| Information provided |
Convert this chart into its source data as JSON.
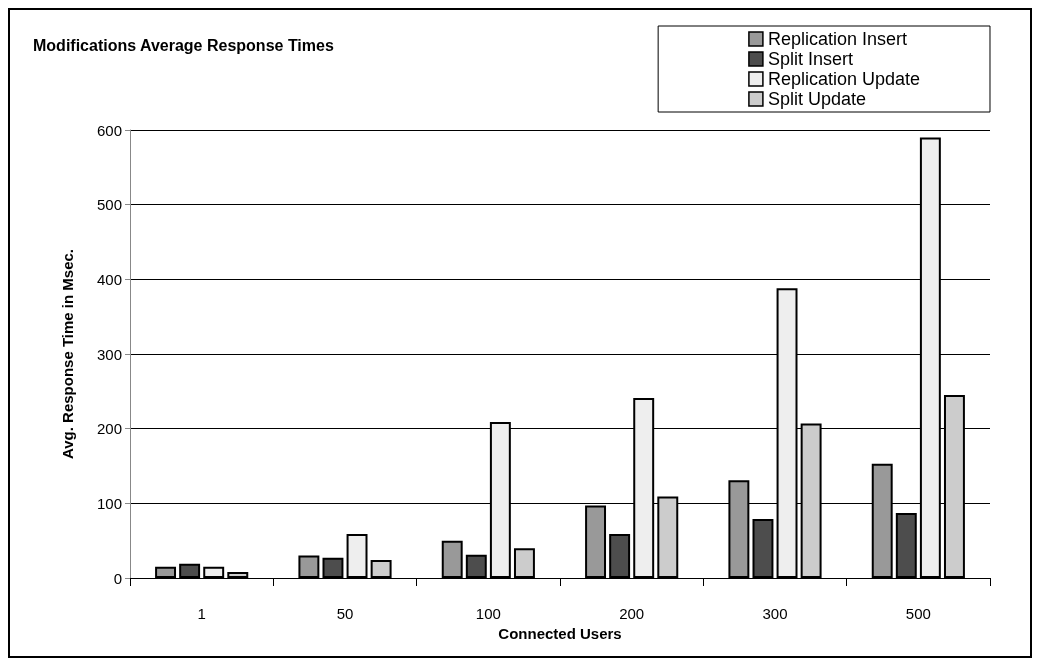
{
  "chart_data": {
    "type": "bar",
    "title": "Modifications Average Response Times",
    "xlabel": "Connected Users",
    "ylabel": "Avg. Response Time in Msec.",
    "categories": [
      "1",
      "50",
      "100",
      "200",
      "300",
      "500"
    ],
    "series": [
      {
        "name": "Replication Insert",
        "color": "#999999",
        "values": [
          15,
          30,
          50,
          97,
          131,
          153
        ]
      },
      {
        "name": "Split Insert",
        "color": "#4d4d4d",
        "values": [
          19,
          27,
          31,
          59,
          79,
          87
        ]
      },
      {
        "name": "Replication Update",
        "color": "#eeeeee",
        "values": [
          15,
          59,
          209,
          241,
          388,
          590
        ]
      },
      {
        "name": "Split Update",
        "color": "#cccccc",
        "values": [
          8,
          24,
          40,
          109,
          207,
          245
        ]
      }
    ],
    "ylim": [
      0,
      600
    ],
    "yticks": [
      0,
      100,
      200,
      300,
      400,
      500,
      600
    ],
    "grid": "y",
    "legend": "top right"
  }
}
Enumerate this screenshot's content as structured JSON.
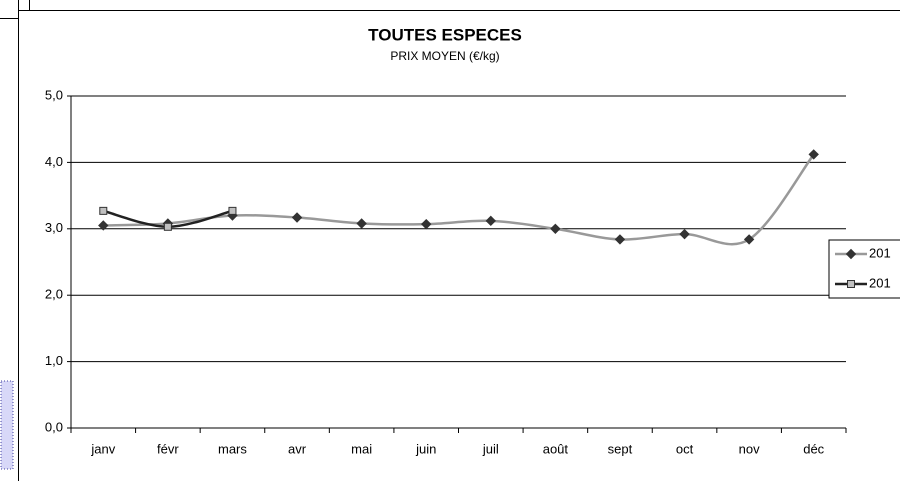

| Task to carry out |
Locate all lines in the listing above with the word "Split" and copy them.

| Task result |
        "name": "Split Insert",
        "name": "Split Update",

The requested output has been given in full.